[start DATA FOR THE TASK]
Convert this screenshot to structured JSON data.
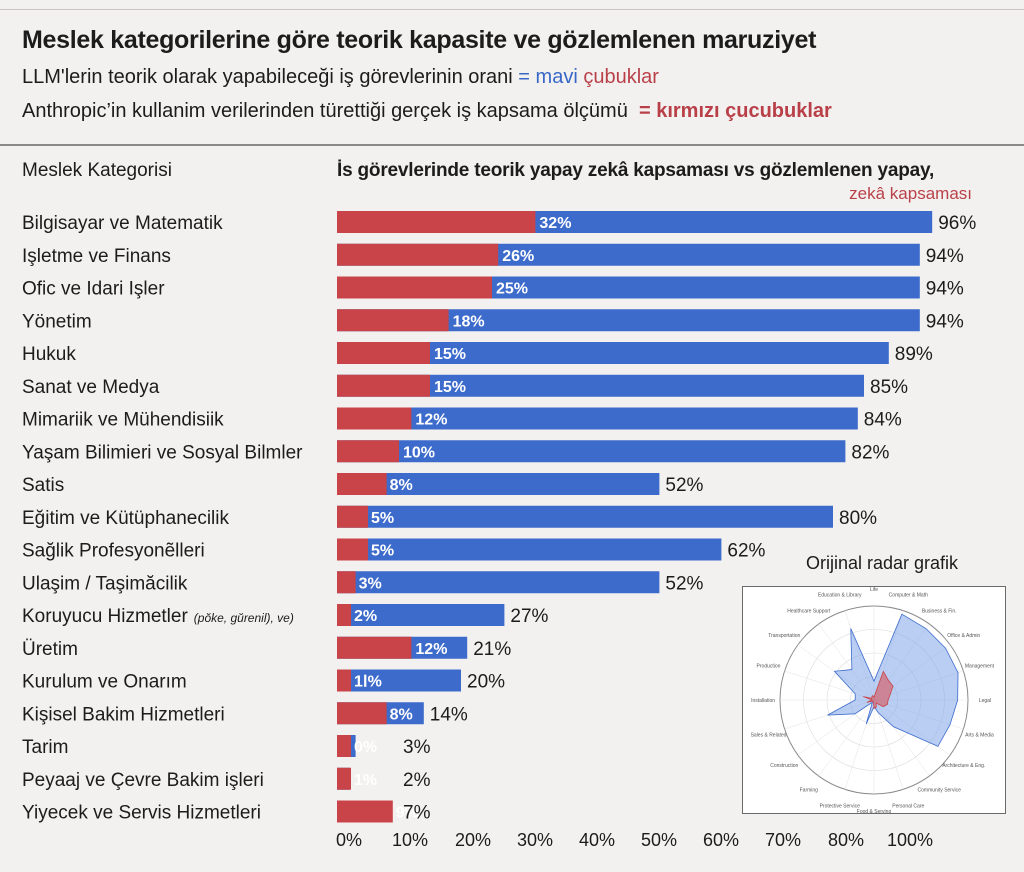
{
  "header": {
    "title": "Meslek kategorilerine göre teorik kapasite ve gözlemlenen maruziyet",
    "subtitle1_text": "LLM'lerin teorik olarak yapabileceği iş görevlerinin orani",
    "subtitle1_eq": "=",
    "subtitle1_blue": "mavi",
    "subtitle1_red": "çubuklar",
    "subtitle2_text": "Anthropic’in kullanim verilerinden türettiği gerçek iş kapsama ölçümü",
    "subtitle2_key": "= kırmızı çucubuklar"
  },
  "columns": {
    "left": "Meslek Kategorisi",
    "right": "İs görevlerinde teorik yapay zekâ kapsaması vs gözlemlenen yapay,",
    "right_line2": "zekâ kapsaması"
  },
  "colors": {
    "theoretical": "#3d6bcc",
    "observed": "#c94448"
  },
  "chart_data": {
    "type": "bar",
    "orientation": "horizontal",
    "categories": [
      "Bilgisayar ve Matematik",
      "Işletme ve Finans",
      "Ofic ve Idari Işler",
      "Yönetim",
      "Hukuk",
      "Sanat ve Medya",
      "Mimariik ve Mühendisiik",
      "Yaşam Bilimieri ve Sosyal Bilmler",
      "Satis",
      "Eğitim ve Kütüphanecilik",
      "Sağlik Profesyonẽlleri",
      "Ulaşim / Taşimăcilik",
      "Koruyucu Hizmetler",
      "Üretim",
      "Kurulum ve Onarım",
      "Kişisel Bakim Hizmetleri",
      "Tarim",
      "Peyaaj ve Çevre Bakim işleri",
      "Yiyecek ve Servis Hizmetleri"
    ],
    "category_note": {
      "index": 12,
      "text": "(pŏke, gŭrenil), ve)"
    },
    "series": [
      {
        "key": "theoretical",
        "values": [
          96,
          94,
          94,
          94,
          89,
          85,
          84,
          82,
          52,
          80,
          62,
          52,
          27,
          21,
          20,
          14,
          3,
          2,
          7
        ]
      },
      {
        "key": "observed",
        "values": [
          32,
          26,
          25,
          18,
          15,
          15,
          12,
          10,
          8,
          5,
          5,
          3,
          2,
          12,
          1,
          8,
          0,
          1,
          9
        ]
      }
    ],
    "theoretical_labels": [
      "96%",
      "94%",
      "94%",
      "94%",
      "89%",
      "85%",
      "84%",
      "82%",
      "52%",
      "80%",
      "62%",
      "52%",
      "27%",
      "21%",
      "20%",
      "14%",
      "3%",
      "2%",
      "7%"
    ],
    "observed_labels": [
      "32%",
      "26%",
      "25%",
      "18%",
      "15%",
      "15%",
      "12%",
      "10%",
      "8%",
      "5%",
      "5%",
      "3%",
      "2%",
      "12%",
      "1Ⅰ%",
      "8%",
      "0%",
      "1%",
      "9%"
    ],
    "xlim": [
      0,
      100
    ],
    "x_ticks": [
      "0%",
      "10%",
      "20%",
      "30%",
      "40%",
      "50%",
      "60%",
      "70%",
      "80%",
      "100%"
    ]
  },
  "inset": {
    "title": "Orijinal radar grafik",
    "labels": [
      "Life",
      "Computer & Math",
      "Business & Fin.",
      "Office & Admin",
      "Management",
      "Legal",
      "Arts & Media",
      "Architecture & Eng.",
      "Community Service",
      "Personal Care",
      "Food & Serving",
      "Protective Service",
      "Farming",
      "Construction",
      "Sales & Related",
      "Installation",
      "Production",
      "Transportation",
      "Healthcare Support",
      "Education & Library"
    ],
    "theoretical": [
      20,
      96,
      94,
      94,
      94,
      89,
      85,
      84,
      35,
      14,
      7,
      27,
      3,
      25,
      52,
      20,
      21,
      52,
      40,
      80
    ],
    "observed": [
      3,
      32,
      26,
      25,
      18,
      15,
      15,
      12,
      4,
      8,
      9,
      2,
      0,
      2,
      8,
      1,
      12,
      3,
      4,
      5
    ]
  }
}
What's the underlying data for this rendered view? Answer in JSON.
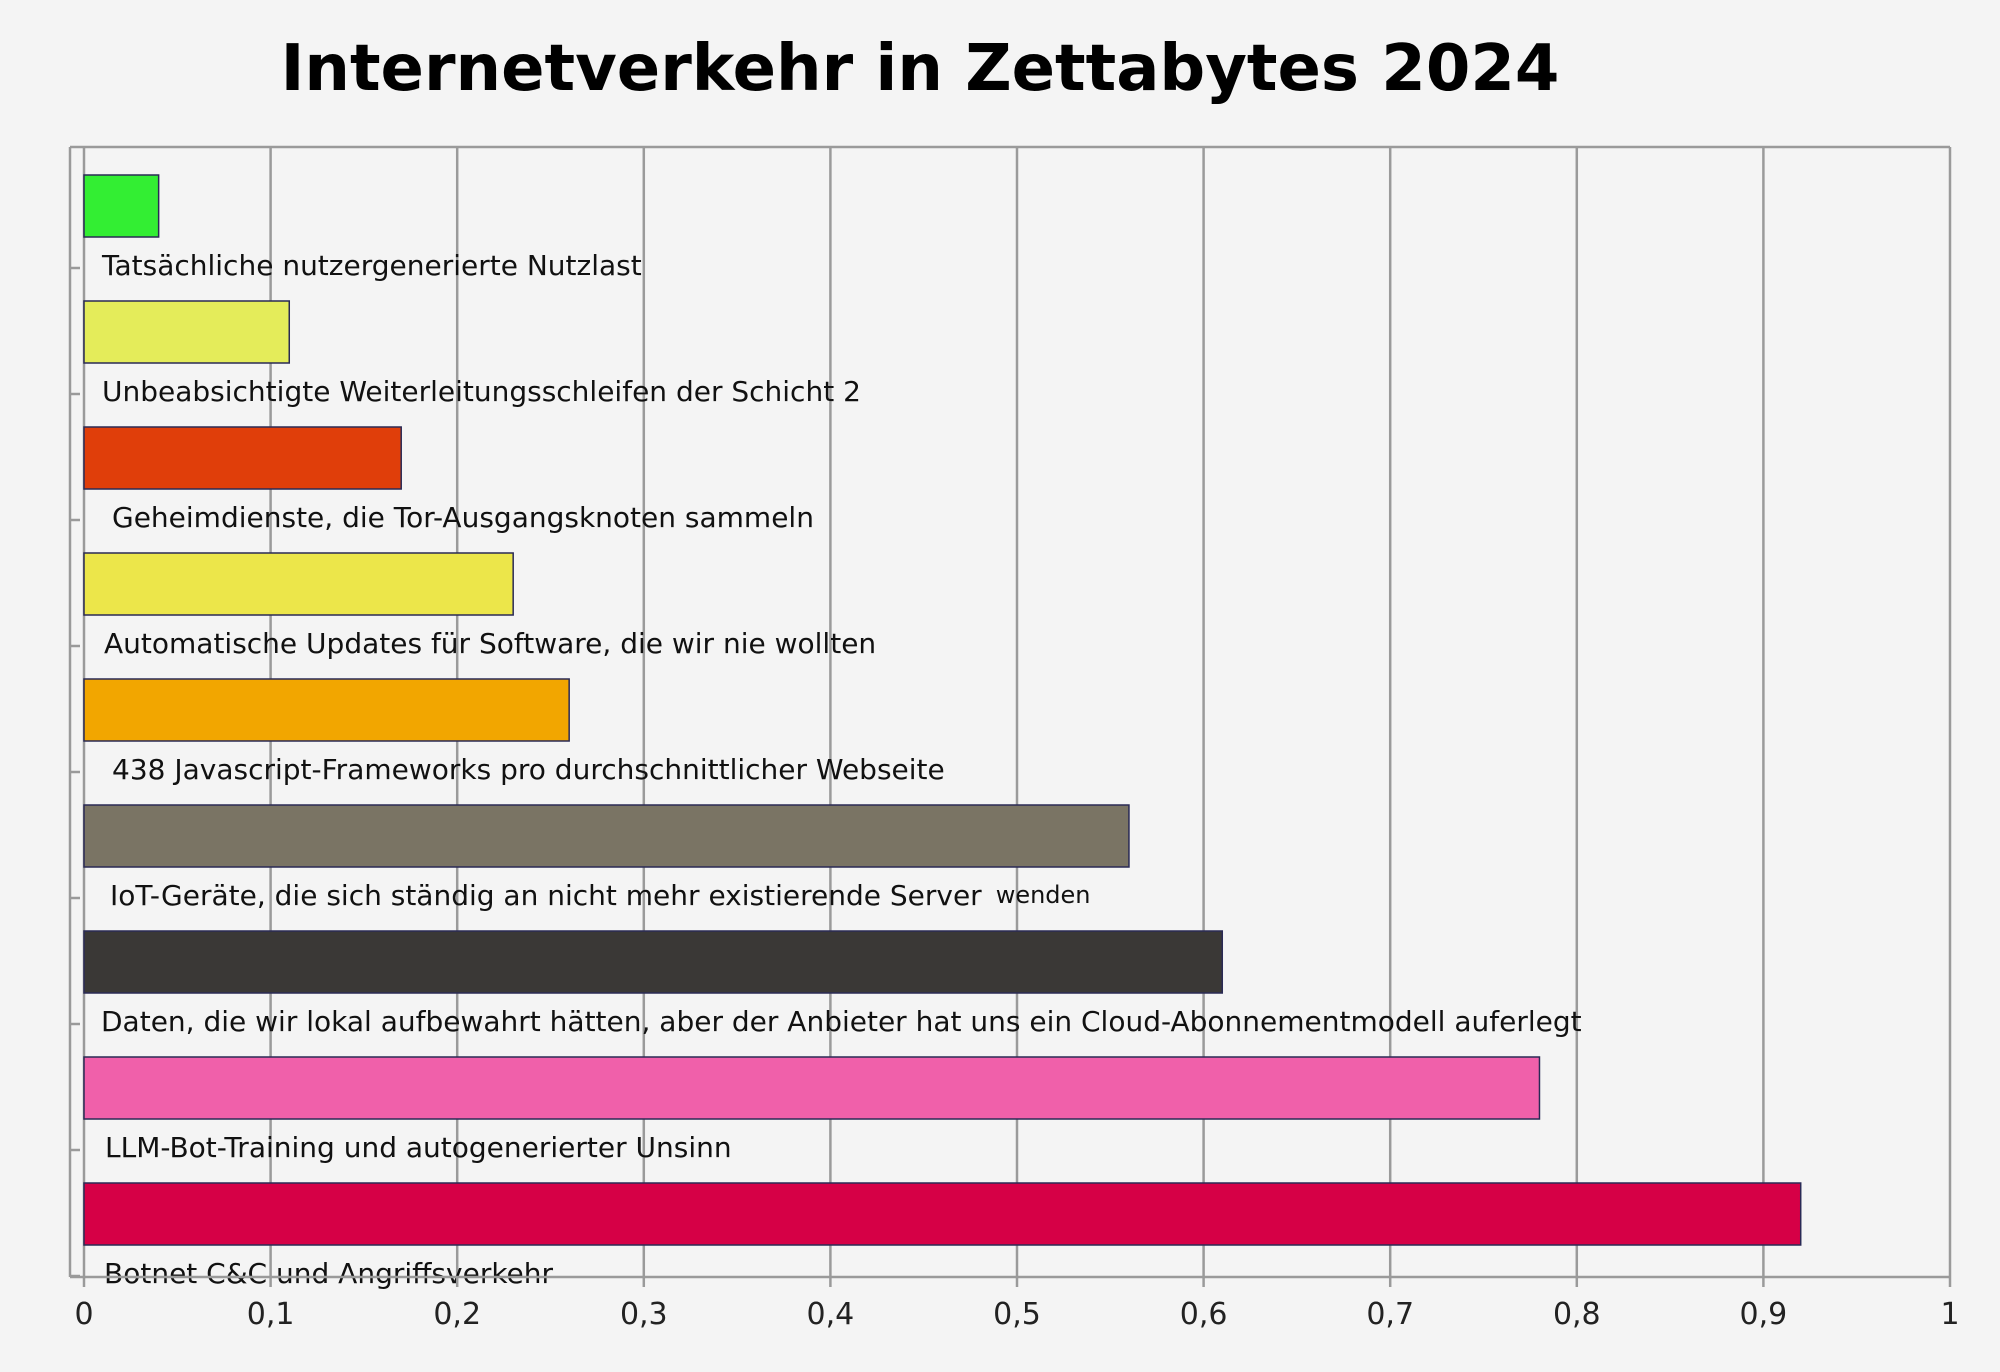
{
  "chart_data": {
    "type": "bar",
    "orientation": "horizontal",
    "title": "Internetverkehr in Zettabytes 2024",
    "xlabel": "",
    "ylabel": "",
    "xlim": [
      0,
      1
    ],
    "grid": true,
    "legend": "none",
    "xticks": [
      "0",
      "0,1",
      "0,2",
      "0,3",
      "0,4",
      "0,5",
      "0,6",
      "0,7",
      "0,8",
      "0,9",
      "1"
    ],
    "categories": [
      "Tatsächliche nutzergenerierte Nutzlast",
      "Unbeabsichtigte Weiterleitungsschleifen der Schicht 2",
      "Geheimdienste, die Tor-Ausgangsknoten sammeln",
      "Automatische Updates für Software, die wir nie wollten",
      "438 Javascript-Frameworks pro durchschnittlicher Webseite",
      "IoT-Geräte, die sich ständig an nicht mehr existierende Server",
      "Daten, die wir lokal aufbewahrt hätten, aber der Anbieter hat uns ein Cloud-Abonnementmodell auferlegt",
      "LLM-Bot-Training und autogenerierter Unsinn",
      "Botnet C&C und Angriffsverkehr"
    ],
    "label_suffixes": [
      "",
      "",
      "",
      "",
      "",
      "wenden",
      "",
      "",
      ""
    ],
    "values": [
      0.04,
      0.11,
      0.17,
      0.23,
      0.26,
      0.56,
      0.61,
      0.78,
      0.92
    ],
    "colors": [
      "#33ee33",
      "#e4ec5a",
      "#e03e0a",
      "#ece64a",
      "#f2a600",
      "#7a7464",
      "#3a3836",
      "#f060aa",
      "#d60046"
    ]
  }
}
[end DATA FOR THE TASK]
▶ GOAL OF THE EXERCISE: Retype the whole listing, keeping every line identical and omitting all pictures.

▶ ANSWER TO THE TASK:
Convert this screenshot to structured JSON data.
{
  "header": {
    "title": "Meslek kategorilerine göre teorik kapasite ve gözlemlenen maruziyet",
    "subtitle1_text": "LLM'lerin teorik olarak yapabileceği iş görevlerinin orani",
    "subtitle1_eq": "=",
    "subtitle1_blue": "mavi",
    "subtitle1_red": "çubuklar",
    "subtitle2_text": "Anthropic’in kullanim verilerinden türettiği gerçek iş kapsama ölçümü",
    "subtitle2_key": "= kırmızı çucubuklar"
  },
  "columns": {
    "left": "Meslek Kategorisi",
    "right": "İs görevlerinde teorik yapay zekâ kapsaması vs gözlemlenen yapay,",
    "right_line2": "zekâ kapsaması"
  },
  "colors": {
    "theoretical": "#3d6bcc",
    "observed": "#c94448"
  },
  "chart_data": {
    "type": "bar",
    "orientation": "horizontal",
    "categories": [
      "Bilgisayar ve Matematik",
      "Işletme ve Finans",
      "Ofic ve Idari Işler",
      "Yönetim",
      "Hukuk",
      "Sanat ve Medya",
      "Mimariik ve Mühendisiik",
      "Yaşam Bilimieri ve Sosyal Bilmler",
      "Satis",
      "Eğitim ve Kütüphanecilik",
      "Sağlik Profesyonẽlleri",
      "Ulaşim / Taşimăcilik",
      "Koruyucu Hizmetler",
      "Üretim",
      "Kurulum ve Onarım",
      "Kişisel Bakim Hizmetleri",
      "Tarim",
      "Peyaaj ve Çevre Bakim işleri",
      "Yiyecek ve Servis Hizmetleri"
    ],
    "category_note": {
      "index": 12,
      "text": "(pŏke, gŭrenil), ve)"
    },
    "series": [
      {
        "key": "theoretical",
        "values": [
          96,
          94,
          94,
          94,
          89,
          85,
          84,
          82,
          52,
          80,
          62,
          52,
          27,
          21,
          20,
          14,
          3,
          2,
          7
        ]
      },
      {
        "key": "observed",
        "values": [
          32,
          26,
          25,
          18,
          15,
          15,
          12,
          10,
          8,
          5,
          5,
          3,
          2,
          12,
          1,
          8,
          0,
          1,
          9
        ]
      }
    ],
    "theoretical_labels": [
      "96%",
      "94%",
      "94%",
      "94%",
      "89%",
      "85%",
      "84%",
      "82%",
      "52%",
      "80%",
      "62%",
      "52%",
      "27%",
      "21%",
      "20%",
      "14%",
      "3%",
      "2%",
      "7%"
    ],
    "observed_labels": [
      "32%",
      "26%",
      "25%",
      "18%",
      "15%",
      "15%",
      "12%",
      "10%",
      "8%",
      "5%",
      "5%",
      "3%",
      "2%",
      "12%",
      "1Ⅰ%",
      "8%",
      "0%",
      "1%",
      "9%"
    ],
    "xlim": [
      0,
      100
    ],
    "x_ticks": [
      "0%",
      "10%",
      "20%",
      "30%",
      "40%",
      "50%",
      "60%",
      "70%",
      "80%",
      "100%"
    ]
  },
  "inset": {
    "title": "Orijinal radar grafik",
    "labels": [
      "Life",
      "Computer & Math",
      "Business & Fin.",
      "Office & Admin",
      "Management",
      "Legal",
      "Arts & Media",
      "Architecture & Eng.",
      "Community Service",
      "Personal Care",
      "Food & Serving",
      "Protective Service",
      "Farming",
      "Construction",
      "Sales & Related",
      "Installation",
      "Production",
      "Transportation",
      "Healthcare Support",
      "Education & Library"
    ],
    "theoretical": [
      20,
      96,
      94,
      94,
      94,
      89,
      85,
      84,
      35,
      14,
      7,
      27,
      3,
      25,
      52,
      20,
      21,
      52,
      40,
      80
    ],
    "observed": [
      3,
      32,
      26,
      25,
      18,
      15,
      15,
      12,
      4,
      8,
      9,
      2,
      0,
      2,
      8,
      1,
      12,
      3,
      4,
      5
    ]
  }
}
What's the underlying data for this rendered view? Answer in JSON.
{
  "chart_data": {
    "type": "bar",
    "orientation": "horizontal",
    "title": "Internetverkehr in Zettabytes 2024",
    "xlabel": "",
    "ylabel": "",
    "xlim": [
      0,
      1
    ],
    "grid": true,
    "legend": "none",
    "xticks": [
      "0",
      "0,1",
      "0,2",
      "0,3",
      "0,4",
      "0,5",
      "0,6",
      "0,7",
      "0,8",
      "0,9",
      "1"
    ],
    "categories": [
      "Tatsächliche nutzergenerierte Nutzlast",
      "Unbeabsichtigte Weiterleitungsschleifen der Schicht 2",
      "Geheimdienste, die Tor-Ausgangsknoten sammeln",
      "Automatische Updates für Software, die wir nie wollten",
      "438 Javascript-Frameworks pro durchschnittlicher Webseite",
      "IoT-Geräte, die sich ständig an nicht mehr existierende Server",
      "Daten, die wir lokal aufbewahrt hätten, aber der Anbieter hat uns ein Cloud-Abonnementmodell auferlegt",
      "LLM-Bot-Training und autogenerierter Unsinn",
      "Botnet C&C und Angriffsverkehr"
    ],
    "label_suffixes": [
      "",
      "",
      "",
      "",
      "",
      "wenden",
      "",
      "",
      ""
    ],
    "values": [
      0.04,
      0.11,
      0.17,
      0.23,
      0.26,
      0.56,
      0.61,
      0.78,
      0.92
    ],
    "colors": [
      "#33ee33",
      "#e4ec5a",
      "#e03e0a",
      "#ece64a",
      "#f2a600",
      "#7a7464",
      "#3a3836",
      "#f060aa",
      "#d60046"
    ]
  }
}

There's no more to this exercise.